**WORK TO BE COMPLETED**:
Below are the records. List every line holding the word "constructions".

**DATASET**:
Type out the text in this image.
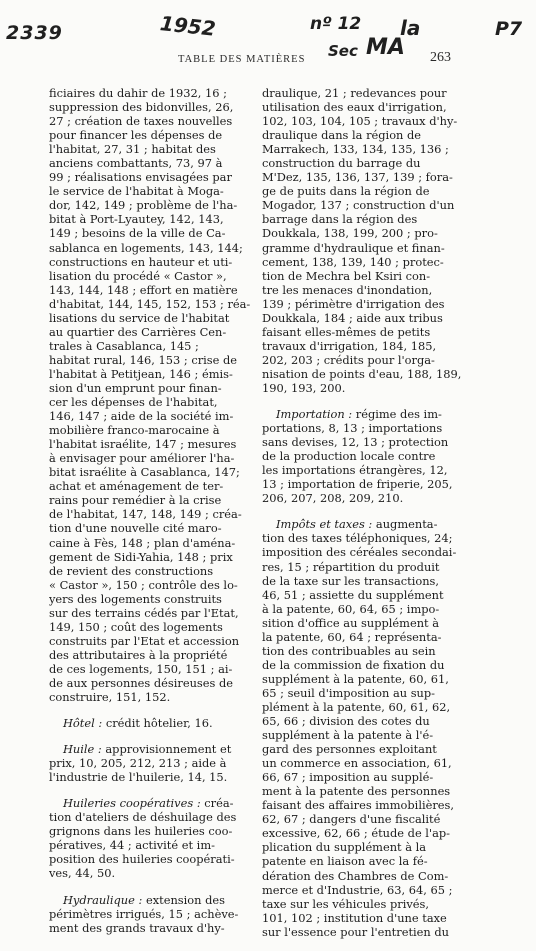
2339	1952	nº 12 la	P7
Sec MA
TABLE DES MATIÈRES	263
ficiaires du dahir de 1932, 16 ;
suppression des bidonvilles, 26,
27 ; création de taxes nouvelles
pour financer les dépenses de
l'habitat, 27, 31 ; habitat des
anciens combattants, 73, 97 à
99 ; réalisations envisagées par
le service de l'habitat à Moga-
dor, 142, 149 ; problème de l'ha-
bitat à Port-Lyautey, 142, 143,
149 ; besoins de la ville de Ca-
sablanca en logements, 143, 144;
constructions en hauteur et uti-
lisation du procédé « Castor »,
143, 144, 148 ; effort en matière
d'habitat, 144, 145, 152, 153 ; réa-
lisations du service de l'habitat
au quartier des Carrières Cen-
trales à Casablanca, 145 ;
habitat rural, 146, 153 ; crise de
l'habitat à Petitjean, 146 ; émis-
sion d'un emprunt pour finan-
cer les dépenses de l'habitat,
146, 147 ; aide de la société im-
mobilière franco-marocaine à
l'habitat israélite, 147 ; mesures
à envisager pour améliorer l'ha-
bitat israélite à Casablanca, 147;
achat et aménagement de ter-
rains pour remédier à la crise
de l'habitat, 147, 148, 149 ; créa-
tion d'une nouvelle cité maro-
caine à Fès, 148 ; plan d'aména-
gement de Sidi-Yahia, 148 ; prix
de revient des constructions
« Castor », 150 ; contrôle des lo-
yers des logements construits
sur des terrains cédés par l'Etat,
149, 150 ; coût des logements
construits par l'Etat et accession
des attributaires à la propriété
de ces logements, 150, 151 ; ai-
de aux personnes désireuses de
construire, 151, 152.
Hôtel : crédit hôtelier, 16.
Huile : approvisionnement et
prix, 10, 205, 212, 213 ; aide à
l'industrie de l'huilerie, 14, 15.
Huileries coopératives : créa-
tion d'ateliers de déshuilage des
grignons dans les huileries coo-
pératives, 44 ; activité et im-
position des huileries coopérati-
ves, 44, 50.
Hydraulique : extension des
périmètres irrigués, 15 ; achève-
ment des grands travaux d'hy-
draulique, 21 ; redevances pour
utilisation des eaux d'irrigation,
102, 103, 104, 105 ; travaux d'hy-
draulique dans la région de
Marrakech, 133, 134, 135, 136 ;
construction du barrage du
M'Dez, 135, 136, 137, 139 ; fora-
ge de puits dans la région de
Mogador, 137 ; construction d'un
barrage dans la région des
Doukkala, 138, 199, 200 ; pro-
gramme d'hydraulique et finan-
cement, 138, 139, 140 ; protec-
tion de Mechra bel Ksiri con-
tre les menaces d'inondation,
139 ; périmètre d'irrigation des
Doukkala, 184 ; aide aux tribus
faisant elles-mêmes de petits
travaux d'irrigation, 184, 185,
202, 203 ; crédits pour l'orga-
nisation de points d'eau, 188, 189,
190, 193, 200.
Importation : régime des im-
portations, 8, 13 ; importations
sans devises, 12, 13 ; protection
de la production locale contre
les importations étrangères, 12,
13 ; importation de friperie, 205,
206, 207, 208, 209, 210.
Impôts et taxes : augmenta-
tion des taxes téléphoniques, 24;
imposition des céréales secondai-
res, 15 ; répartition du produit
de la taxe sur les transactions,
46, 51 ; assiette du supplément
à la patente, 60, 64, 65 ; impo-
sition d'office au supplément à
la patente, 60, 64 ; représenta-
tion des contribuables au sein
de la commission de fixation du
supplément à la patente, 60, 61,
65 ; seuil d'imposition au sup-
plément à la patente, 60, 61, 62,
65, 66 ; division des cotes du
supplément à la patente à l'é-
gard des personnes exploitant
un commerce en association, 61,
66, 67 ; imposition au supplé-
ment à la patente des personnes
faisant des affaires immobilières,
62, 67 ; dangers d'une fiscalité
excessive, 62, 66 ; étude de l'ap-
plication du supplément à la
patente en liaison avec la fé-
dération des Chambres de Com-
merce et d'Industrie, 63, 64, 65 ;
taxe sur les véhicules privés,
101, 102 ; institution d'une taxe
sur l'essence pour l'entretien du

* * *

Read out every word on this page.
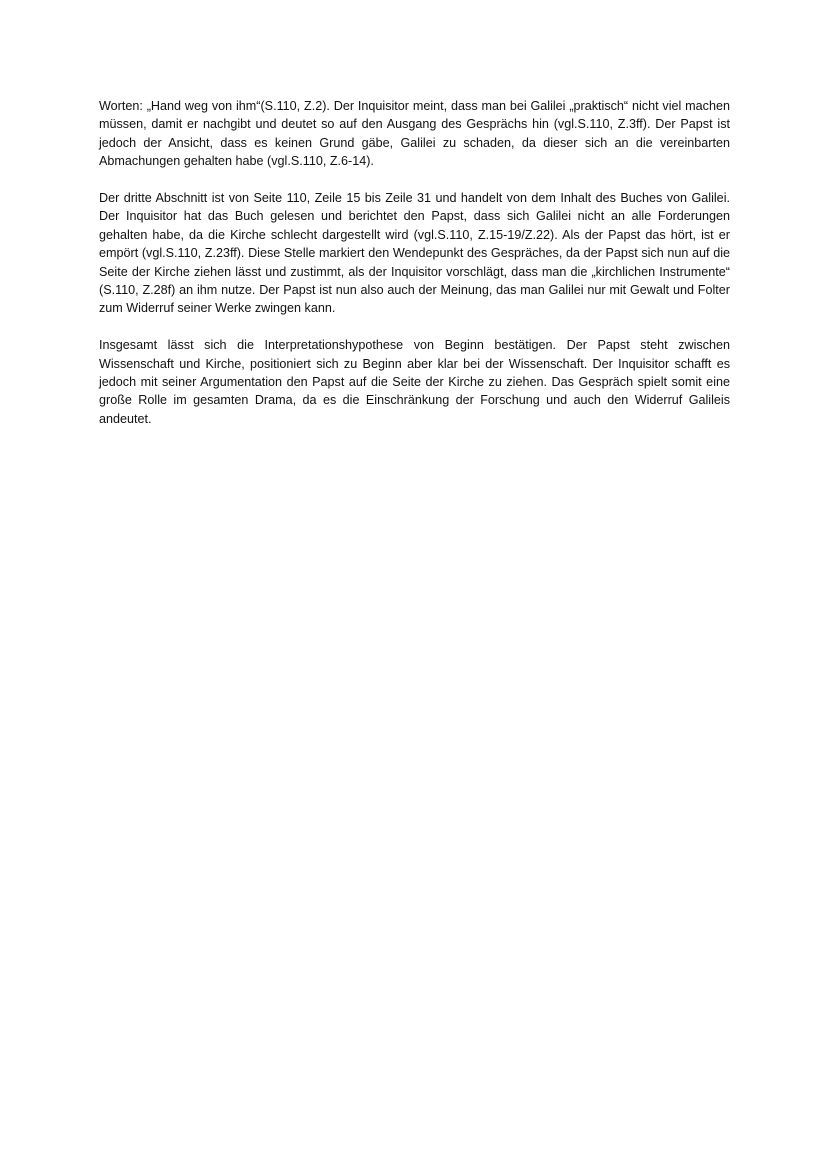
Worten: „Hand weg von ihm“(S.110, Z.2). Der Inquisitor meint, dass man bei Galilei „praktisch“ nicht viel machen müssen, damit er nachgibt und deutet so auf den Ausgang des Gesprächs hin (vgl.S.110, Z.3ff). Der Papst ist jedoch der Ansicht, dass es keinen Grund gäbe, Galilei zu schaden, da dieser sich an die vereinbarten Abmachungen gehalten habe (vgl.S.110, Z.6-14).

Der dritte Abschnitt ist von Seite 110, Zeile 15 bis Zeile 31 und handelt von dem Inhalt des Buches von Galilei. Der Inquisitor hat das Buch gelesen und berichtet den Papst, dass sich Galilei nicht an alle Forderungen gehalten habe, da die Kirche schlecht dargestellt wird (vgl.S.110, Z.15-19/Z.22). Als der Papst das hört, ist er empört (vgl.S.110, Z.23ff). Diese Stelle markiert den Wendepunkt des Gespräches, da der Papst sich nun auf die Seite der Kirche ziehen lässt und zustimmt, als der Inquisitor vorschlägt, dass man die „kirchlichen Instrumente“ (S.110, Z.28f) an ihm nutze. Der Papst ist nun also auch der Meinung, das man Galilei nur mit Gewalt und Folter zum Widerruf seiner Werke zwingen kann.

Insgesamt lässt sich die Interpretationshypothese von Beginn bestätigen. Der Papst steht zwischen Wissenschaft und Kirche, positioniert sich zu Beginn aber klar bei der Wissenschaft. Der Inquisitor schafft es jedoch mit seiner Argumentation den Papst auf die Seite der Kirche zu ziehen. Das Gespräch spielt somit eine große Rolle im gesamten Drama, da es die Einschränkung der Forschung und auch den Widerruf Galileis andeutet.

**RESPONSE TO THE EXERCISE**:
constructions en hauteur et uti-
de revient des constructions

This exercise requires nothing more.